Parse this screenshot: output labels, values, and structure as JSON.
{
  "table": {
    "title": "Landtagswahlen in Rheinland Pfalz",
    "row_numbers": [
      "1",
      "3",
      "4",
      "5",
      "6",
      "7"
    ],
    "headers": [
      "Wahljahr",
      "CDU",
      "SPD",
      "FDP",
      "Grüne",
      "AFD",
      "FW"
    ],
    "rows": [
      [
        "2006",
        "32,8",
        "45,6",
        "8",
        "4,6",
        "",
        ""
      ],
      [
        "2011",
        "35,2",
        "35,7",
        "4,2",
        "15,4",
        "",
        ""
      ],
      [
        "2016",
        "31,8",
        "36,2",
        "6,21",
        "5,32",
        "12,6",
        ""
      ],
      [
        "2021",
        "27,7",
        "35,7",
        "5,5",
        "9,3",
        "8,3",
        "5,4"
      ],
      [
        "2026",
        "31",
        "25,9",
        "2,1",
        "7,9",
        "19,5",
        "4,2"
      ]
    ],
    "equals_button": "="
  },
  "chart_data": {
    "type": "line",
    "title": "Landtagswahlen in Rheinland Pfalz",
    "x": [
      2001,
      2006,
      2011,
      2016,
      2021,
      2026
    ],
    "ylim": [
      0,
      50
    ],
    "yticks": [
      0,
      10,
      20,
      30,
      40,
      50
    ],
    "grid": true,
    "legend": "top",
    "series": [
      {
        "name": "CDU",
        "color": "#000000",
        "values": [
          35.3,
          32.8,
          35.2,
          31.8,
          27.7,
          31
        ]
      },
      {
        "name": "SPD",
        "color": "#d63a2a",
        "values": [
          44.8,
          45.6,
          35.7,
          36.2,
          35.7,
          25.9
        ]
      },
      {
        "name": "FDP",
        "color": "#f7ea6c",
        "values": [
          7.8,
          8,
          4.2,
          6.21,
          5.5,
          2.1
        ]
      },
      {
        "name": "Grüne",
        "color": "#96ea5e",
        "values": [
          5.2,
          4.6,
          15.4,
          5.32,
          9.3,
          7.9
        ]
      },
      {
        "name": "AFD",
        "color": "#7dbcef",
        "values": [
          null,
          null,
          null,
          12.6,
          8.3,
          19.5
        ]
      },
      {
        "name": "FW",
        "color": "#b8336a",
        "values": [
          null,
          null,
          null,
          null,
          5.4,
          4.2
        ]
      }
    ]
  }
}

━━━━━━━━━━━━━━━━

Some lines of the data may hold the word "color". Say how many do, with nothing else.

## Written solution
6